#### Given data ####

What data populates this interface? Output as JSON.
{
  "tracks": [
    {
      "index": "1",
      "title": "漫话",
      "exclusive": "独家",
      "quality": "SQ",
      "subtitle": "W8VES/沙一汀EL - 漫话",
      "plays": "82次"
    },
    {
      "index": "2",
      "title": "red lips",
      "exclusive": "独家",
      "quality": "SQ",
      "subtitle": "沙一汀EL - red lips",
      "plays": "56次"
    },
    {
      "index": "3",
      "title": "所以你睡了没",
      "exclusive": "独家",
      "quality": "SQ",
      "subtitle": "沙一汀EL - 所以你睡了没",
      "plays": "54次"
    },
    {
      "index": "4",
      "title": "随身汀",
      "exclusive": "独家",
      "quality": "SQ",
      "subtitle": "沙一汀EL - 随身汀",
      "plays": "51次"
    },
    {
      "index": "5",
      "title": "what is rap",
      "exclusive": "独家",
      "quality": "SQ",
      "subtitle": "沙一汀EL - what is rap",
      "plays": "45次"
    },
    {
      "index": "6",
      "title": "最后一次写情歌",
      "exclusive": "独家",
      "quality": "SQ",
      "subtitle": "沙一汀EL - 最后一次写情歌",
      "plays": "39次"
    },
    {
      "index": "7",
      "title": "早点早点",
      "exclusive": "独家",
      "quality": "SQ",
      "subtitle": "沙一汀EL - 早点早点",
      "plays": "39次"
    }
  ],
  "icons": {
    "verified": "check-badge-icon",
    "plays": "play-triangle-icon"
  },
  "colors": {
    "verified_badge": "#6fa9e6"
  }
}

####

## Your objective
Reproduce the entries above exactly.

## Task solution
What data populates this interface? Output as JSON.
{
  "tracks": [
    {
      "index": "1",
      "title": "漫话",
      "exclusive": "独家",
      "quality": "SQ",
      "subtitle": "W8VES/沙一汀EL - 漫话",
      "plays": "82次"
    },
    {
      "index": "2",
      "title": "red lips",
      "exclusive": "独家",
      "quality": "SQ",
      "subtitle": "沙一汀EL - red lips",
      "plays": "56次"
    },
    {
      "index": "3",
      "title": "所以你睡了没",
      "exclusive": "独家",
      "quality": "SQ",
      "subtitle": "沙一汀EL - 所以你睡了没",
      "plays": "54次"
    },
    {
      "index": "4",
      "title": "随身汀",
      "exclusive": "独家",
      "quality": "SQ",
      "subtitle": "沙一汀EL - 随身汀",
      "plays": "51次"
    },
    {
      "index": "5",
      "title": "what is rap",
      "exclusive": "独家",
      "quality": "SQ",
      "subtitle": "沙一汀EL - what is rap",
      "plays": "45次"
    },
    {
      "index": "6",
      "title": "最后一次写情歌",
      "exclusive": "独家",
      "quality": "SQ",
      "subtitle": "沙一汀EL - 最后一次写情歌",
      "plays": "39次"
    },
    {
      "index": "7",
      "title": "早点早点",
      "exclusive": "独家",
      "quality": "SQ",
      "subtitle": "沙一汀EL - 早点早点",
      "plays": "39次"
    }
  ],
  "icons": {
    "verified": "check-badge-icon",
    "plays": "play-triangle-icon"
  },
  "colors": {
    "verified_badge": "#6fa9e6"
  }
}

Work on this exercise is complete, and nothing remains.